TASK DETAILS
Read the lines that follow and pick out every one containing the word "have".

(Data entries)

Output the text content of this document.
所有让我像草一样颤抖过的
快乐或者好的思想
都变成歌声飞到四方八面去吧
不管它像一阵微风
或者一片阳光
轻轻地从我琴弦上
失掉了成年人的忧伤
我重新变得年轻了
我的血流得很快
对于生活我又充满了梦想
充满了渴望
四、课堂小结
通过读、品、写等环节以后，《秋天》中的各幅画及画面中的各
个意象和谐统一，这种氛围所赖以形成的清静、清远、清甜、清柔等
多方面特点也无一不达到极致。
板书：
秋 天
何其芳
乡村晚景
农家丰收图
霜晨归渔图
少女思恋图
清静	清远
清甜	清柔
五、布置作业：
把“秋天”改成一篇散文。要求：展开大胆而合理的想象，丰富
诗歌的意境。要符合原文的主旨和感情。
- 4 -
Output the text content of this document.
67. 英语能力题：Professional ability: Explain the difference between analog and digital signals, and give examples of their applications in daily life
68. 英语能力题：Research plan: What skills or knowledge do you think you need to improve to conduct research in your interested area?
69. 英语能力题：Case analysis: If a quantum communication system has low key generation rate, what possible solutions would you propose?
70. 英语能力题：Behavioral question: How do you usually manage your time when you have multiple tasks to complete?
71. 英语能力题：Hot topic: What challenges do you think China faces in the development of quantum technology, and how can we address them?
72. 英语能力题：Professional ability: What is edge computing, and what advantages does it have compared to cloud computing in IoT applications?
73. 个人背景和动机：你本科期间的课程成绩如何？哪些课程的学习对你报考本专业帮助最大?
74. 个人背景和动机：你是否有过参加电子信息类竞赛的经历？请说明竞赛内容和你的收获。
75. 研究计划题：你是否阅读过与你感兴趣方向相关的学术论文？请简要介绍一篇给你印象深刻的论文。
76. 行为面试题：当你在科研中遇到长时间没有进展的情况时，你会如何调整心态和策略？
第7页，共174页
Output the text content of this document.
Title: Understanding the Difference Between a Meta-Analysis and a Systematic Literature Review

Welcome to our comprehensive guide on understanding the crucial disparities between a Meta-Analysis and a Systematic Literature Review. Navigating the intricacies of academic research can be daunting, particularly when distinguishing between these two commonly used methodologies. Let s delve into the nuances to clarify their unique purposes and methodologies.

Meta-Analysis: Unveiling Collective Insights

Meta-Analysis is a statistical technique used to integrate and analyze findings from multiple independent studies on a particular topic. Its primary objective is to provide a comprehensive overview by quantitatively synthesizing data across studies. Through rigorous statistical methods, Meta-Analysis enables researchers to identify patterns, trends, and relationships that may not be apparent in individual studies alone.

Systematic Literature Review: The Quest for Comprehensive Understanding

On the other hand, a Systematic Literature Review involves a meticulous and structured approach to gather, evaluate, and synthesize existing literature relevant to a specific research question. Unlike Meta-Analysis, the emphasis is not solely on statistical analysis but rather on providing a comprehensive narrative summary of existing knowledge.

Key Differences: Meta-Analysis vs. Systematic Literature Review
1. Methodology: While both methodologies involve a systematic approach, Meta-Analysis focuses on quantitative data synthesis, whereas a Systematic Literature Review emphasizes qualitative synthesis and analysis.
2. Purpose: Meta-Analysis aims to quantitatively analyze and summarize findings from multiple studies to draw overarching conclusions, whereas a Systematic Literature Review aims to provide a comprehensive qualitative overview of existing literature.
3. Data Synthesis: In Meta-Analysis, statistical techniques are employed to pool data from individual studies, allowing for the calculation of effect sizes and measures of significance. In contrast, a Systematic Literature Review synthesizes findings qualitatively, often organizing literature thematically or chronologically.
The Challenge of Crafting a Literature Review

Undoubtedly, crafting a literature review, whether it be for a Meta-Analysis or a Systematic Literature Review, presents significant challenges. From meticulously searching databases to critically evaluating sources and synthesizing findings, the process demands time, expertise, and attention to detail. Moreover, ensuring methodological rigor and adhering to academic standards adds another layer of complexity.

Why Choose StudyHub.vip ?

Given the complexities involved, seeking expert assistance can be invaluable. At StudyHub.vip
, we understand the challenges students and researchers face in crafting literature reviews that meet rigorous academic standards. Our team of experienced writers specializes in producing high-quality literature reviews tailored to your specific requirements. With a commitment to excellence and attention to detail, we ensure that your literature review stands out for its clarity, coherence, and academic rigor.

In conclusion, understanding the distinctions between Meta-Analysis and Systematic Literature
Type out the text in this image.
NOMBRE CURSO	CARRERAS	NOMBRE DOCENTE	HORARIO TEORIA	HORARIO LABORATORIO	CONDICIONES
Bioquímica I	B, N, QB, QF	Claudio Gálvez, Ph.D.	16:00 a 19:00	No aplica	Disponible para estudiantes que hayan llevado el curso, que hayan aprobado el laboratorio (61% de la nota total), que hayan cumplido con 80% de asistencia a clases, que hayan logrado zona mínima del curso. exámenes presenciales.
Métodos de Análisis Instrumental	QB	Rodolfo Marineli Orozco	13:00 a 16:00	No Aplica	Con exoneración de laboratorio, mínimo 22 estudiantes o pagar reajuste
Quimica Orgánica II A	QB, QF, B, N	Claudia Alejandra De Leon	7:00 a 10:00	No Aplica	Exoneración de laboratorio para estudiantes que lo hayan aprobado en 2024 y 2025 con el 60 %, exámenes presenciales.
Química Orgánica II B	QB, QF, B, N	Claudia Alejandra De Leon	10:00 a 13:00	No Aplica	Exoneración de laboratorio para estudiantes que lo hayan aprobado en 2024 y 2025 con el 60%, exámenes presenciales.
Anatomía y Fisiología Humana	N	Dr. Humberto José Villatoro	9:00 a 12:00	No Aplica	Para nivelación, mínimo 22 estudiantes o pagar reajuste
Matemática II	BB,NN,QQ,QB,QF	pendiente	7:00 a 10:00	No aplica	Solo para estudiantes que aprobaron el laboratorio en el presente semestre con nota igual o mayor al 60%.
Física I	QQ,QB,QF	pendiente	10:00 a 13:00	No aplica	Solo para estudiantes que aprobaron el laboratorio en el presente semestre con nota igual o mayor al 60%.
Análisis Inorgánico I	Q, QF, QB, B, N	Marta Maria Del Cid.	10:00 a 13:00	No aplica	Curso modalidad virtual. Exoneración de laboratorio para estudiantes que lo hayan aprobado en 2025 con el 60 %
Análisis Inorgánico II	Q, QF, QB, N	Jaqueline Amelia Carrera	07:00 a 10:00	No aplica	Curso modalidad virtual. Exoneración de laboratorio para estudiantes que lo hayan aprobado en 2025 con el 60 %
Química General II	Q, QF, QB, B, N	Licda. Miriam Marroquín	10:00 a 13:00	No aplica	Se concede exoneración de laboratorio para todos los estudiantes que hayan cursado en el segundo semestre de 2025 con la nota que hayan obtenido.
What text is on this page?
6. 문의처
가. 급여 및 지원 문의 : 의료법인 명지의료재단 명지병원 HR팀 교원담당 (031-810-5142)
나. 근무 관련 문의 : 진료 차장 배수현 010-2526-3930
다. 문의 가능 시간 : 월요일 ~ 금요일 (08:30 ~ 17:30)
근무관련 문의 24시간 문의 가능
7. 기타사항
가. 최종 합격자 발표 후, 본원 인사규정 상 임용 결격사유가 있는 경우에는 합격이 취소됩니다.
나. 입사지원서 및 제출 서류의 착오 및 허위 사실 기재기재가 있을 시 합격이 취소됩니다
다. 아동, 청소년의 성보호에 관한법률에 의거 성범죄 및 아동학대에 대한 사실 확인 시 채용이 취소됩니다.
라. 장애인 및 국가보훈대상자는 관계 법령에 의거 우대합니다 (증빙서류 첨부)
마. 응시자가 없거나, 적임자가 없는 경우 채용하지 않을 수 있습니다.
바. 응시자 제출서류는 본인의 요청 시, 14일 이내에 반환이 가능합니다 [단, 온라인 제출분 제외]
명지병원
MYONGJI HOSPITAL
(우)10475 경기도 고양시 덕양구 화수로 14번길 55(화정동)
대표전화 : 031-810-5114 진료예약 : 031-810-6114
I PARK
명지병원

RESULT BELOW
70. 英语能力题：Behavioral question: How do you usually manage your time when you have multiple tasks to complete?
72. 英语能力题：Professional ability: What is edge computing, and what advantages does it have compared to cloud computing in IoT applications?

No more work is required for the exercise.